Determine how many lines in these records hold "Serbatoio". Only the number is wanted.

-- start Excerpted data --

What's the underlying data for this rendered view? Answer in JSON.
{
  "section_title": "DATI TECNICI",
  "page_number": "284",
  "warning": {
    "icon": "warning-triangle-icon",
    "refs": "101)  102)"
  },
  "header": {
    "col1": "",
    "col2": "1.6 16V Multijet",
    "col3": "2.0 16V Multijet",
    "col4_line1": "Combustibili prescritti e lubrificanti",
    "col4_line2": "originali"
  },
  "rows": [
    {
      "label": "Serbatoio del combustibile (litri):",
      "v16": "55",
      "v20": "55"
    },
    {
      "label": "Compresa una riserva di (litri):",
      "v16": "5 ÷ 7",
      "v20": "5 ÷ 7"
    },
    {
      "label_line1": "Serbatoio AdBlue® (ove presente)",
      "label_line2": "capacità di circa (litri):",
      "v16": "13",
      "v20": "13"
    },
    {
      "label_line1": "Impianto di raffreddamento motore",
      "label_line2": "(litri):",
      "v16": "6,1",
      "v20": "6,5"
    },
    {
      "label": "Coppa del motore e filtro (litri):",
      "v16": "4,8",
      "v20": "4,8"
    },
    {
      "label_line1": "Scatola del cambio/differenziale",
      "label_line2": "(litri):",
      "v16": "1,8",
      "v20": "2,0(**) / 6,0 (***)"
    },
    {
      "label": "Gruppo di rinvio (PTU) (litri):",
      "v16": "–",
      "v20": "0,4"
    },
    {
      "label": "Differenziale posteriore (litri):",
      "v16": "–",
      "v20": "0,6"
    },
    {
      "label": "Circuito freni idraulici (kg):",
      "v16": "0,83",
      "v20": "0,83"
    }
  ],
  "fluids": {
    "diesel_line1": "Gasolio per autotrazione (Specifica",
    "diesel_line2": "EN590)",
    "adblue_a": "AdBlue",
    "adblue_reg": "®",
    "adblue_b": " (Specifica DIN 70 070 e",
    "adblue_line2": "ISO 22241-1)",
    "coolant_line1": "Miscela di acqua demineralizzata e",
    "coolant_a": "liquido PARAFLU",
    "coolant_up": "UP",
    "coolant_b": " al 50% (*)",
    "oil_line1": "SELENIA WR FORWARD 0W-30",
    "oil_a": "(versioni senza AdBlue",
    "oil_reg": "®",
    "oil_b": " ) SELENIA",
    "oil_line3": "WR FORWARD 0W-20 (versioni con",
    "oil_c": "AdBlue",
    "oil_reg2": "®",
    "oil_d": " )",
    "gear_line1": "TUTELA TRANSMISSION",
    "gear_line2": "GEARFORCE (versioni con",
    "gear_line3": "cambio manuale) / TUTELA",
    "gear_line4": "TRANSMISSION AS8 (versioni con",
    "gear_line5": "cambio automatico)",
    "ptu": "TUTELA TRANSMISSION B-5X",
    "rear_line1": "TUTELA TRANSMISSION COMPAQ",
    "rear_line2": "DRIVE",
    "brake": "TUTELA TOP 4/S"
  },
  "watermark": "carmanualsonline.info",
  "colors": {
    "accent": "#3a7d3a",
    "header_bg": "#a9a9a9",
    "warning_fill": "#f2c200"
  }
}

-- end Excerpted data --
-- start Excerpted data --

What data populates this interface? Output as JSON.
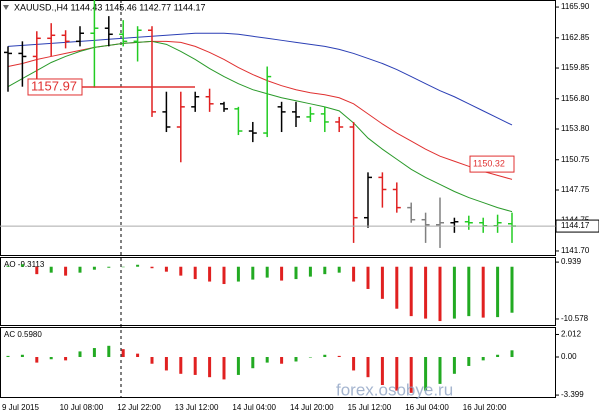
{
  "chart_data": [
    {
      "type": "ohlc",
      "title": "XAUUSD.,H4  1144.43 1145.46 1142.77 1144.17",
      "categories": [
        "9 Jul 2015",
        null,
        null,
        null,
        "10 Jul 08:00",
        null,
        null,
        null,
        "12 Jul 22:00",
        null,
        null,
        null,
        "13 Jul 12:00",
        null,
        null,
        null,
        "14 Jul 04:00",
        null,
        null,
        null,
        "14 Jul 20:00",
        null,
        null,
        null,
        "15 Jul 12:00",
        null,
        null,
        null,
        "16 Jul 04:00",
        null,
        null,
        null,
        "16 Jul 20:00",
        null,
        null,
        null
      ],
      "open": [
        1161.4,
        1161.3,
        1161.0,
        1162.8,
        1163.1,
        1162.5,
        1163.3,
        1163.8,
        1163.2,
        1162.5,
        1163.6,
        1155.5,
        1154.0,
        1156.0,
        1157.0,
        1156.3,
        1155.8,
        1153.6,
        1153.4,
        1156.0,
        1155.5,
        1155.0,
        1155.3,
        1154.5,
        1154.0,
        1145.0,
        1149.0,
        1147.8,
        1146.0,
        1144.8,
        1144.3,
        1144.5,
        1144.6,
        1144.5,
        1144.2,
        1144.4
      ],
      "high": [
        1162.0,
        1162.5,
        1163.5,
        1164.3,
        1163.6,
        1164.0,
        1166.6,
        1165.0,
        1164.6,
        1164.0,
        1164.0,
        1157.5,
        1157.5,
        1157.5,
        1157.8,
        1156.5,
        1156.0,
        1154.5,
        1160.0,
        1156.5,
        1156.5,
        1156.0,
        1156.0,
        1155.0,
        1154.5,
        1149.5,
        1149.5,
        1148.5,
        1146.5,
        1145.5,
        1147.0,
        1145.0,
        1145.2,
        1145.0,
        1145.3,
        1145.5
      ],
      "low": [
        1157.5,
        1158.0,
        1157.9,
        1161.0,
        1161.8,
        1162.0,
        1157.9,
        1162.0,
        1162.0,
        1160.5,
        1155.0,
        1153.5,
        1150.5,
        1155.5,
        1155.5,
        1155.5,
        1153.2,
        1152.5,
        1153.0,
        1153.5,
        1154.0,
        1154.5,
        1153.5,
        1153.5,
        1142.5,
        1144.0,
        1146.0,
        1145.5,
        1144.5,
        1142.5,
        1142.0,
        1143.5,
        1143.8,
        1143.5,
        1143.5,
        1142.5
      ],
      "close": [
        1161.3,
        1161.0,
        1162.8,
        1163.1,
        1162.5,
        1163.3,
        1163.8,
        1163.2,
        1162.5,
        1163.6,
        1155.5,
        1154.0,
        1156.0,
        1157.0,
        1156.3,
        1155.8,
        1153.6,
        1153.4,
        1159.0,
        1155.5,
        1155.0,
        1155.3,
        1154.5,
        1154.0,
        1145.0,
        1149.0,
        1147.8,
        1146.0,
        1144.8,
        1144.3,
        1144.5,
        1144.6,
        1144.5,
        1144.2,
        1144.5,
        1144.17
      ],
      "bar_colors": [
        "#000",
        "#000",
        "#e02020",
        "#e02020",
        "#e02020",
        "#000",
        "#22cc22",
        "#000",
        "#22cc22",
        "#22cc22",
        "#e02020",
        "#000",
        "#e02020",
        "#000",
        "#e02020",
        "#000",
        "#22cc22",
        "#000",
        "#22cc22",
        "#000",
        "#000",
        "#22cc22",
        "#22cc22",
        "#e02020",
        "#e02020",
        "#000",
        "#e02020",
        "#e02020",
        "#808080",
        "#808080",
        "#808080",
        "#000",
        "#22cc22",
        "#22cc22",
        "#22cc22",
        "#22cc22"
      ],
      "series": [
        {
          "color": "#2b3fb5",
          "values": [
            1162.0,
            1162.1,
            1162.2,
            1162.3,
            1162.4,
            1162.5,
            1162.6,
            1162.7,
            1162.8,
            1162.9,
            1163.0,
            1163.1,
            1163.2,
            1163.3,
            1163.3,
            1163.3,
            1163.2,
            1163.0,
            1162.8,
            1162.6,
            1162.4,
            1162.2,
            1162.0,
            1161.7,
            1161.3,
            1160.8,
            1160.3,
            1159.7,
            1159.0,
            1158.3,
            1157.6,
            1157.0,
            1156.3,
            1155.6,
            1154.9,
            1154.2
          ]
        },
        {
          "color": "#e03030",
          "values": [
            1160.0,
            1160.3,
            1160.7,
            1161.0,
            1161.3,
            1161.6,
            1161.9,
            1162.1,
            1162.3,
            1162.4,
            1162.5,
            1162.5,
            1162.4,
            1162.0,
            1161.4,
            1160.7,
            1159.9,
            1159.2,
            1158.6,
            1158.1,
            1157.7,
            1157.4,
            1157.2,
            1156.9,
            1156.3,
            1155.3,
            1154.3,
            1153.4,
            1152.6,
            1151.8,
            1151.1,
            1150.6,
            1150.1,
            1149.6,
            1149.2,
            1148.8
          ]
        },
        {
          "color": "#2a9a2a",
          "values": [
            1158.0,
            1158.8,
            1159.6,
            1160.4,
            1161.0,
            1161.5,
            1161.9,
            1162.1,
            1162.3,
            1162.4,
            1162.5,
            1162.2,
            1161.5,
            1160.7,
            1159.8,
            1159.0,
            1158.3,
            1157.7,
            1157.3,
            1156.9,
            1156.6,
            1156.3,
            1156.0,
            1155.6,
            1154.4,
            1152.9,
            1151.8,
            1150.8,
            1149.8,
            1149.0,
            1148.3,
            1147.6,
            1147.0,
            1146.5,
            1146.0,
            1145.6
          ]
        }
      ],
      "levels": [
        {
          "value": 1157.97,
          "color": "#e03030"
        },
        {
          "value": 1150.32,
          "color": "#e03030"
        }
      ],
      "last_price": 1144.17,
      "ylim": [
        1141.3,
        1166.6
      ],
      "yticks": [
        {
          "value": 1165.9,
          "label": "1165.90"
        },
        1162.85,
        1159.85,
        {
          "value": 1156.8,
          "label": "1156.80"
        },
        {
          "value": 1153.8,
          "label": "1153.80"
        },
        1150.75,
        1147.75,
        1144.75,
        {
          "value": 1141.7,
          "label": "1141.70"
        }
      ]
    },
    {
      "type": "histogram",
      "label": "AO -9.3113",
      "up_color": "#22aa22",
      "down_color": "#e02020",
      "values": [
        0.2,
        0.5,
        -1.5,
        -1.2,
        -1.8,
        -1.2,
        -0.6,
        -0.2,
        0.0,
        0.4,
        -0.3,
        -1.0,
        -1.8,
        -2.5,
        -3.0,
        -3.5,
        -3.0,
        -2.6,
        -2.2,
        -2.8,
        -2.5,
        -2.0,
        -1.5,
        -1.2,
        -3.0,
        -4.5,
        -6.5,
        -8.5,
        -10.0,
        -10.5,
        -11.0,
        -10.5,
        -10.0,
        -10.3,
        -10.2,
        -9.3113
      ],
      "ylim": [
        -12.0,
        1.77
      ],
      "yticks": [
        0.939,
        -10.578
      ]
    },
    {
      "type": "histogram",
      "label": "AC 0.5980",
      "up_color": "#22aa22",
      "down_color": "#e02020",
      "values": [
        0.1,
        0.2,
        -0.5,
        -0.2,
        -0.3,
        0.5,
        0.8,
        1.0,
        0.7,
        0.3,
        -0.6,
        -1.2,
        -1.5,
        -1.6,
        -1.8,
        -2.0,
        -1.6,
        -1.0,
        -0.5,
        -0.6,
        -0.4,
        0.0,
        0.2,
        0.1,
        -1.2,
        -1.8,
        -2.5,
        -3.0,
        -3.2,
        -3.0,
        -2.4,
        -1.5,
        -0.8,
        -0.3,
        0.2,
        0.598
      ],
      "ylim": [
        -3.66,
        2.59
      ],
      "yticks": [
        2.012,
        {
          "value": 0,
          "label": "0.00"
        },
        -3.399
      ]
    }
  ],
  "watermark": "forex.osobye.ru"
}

-- end Excerpted data --
-- start Excerpted data --

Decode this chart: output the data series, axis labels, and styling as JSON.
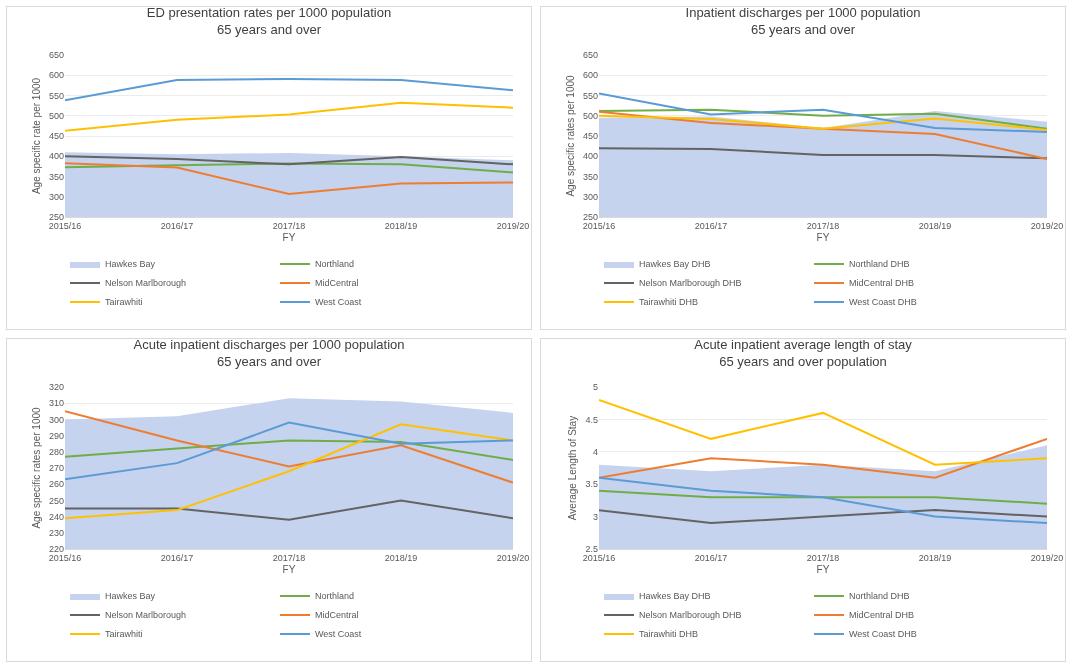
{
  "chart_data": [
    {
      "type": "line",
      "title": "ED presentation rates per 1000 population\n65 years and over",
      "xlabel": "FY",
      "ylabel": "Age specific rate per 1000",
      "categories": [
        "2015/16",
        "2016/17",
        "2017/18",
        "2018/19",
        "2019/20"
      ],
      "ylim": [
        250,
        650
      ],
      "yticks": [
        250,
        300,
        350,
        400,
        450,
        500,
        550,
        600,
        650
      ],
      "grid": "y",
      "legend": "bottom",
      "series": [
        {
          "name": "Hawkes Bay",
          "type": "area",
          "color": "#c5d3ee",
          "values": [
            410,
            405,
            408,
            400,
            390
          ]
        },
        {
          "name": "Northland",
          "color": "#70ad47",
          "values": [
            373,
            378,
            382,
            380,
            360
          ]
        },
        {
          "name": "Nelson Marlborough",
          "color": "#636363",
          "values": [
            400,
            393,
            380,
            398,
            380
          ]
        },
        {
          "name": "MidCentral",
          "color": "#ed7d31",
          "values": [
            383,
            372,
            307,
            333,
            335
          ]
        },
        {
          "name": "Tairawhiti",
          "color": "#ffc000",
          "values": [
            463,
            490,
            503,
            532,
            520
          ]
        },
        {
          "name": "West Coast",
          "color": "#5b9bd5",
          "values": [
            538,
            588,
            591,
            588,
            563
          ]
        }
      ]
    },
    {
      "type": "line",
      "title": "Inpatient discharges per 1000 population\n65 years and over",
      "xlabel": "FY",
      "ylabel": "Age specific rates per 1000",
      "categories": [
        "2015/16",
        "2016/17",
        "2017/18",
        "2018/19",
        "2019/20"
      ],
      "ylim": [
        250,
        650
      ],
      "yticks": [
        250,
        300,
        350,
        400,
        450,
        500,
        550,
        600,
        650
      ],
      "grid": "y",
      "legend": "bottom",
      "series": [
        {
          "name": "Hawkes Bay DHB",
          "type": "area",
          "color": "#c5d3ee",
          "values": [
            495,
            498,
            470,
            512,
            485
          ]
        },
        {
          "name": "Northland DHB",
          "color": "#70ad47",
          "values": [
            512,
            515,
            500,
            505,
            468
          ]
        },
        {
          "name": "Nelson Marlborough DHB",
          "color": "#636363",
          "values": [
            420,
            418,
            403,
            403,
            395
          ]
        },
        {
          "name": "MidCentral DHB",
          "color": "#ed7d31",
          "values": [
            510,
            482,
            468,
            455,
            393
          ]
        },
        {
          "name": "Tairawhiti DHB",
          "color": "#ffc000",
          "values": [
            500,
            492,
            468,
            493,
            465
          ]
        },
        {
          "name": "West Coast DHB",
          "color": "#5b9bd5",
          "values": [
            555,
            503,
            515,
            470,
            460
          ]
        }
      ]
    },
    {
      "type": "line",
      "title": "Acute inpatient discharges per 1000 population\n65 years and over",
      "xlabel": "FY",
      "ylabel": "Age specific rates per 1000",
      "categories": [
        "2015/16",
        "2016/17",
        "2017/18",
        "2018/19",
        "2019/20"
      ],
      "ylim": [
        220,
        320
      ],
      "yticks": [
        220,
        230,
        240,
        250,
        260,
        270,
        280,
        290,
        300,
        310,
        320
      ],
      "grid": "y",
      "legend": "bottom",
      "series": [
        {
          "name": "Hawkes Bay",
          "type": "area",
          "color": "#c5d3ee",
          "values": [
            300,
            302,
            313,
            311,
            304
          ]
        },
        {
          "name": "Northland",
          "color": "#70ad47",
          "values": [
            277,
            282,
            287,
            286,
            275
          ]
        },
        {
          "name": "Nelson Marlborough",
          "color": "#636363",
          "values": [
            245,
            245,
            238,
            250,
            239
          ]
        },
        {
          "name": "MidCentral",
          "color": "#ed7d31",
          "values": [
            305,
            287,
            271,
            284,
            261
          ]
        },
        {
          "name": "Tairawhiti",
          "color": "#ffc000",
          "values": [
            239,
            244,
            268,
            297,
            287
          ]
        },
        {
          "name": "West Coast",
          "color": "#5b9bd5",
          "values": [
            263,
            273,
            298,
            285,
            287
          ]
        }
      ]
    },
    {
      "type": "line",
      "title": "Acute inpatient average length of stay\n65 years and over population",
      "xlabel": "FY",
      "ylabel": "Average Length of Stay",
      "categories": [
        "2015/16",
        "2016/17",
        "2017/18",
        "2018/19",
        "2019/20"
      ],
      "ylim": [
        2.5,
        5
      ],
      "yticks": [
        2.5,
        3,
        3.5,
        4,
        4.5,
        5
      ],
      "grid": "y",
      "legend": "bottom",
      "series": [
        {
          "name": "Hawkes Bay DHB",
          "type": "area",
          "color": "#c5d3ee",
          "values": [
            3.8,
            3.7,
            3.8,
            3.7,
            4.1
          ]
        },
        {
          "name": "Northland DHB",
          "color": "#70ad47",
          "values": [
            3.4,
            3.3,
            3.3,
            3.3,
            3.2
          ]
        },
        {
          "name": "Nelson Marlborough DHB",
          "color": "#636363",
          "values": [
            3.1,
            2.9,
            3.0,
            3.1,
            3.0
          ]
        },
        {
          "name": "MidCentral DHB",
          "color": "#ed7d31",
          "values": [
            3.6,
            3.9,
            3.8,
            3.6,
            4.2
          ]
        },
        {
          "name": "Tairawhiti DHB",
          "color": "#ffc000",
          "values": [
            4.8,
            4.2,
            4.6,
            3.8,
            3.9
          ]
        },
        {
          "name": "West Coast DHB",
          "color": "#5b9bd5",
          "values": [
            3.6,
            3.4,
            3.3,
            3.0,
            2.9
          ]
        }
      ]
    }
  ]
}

-- end Excerpted data --

- **The reply**
2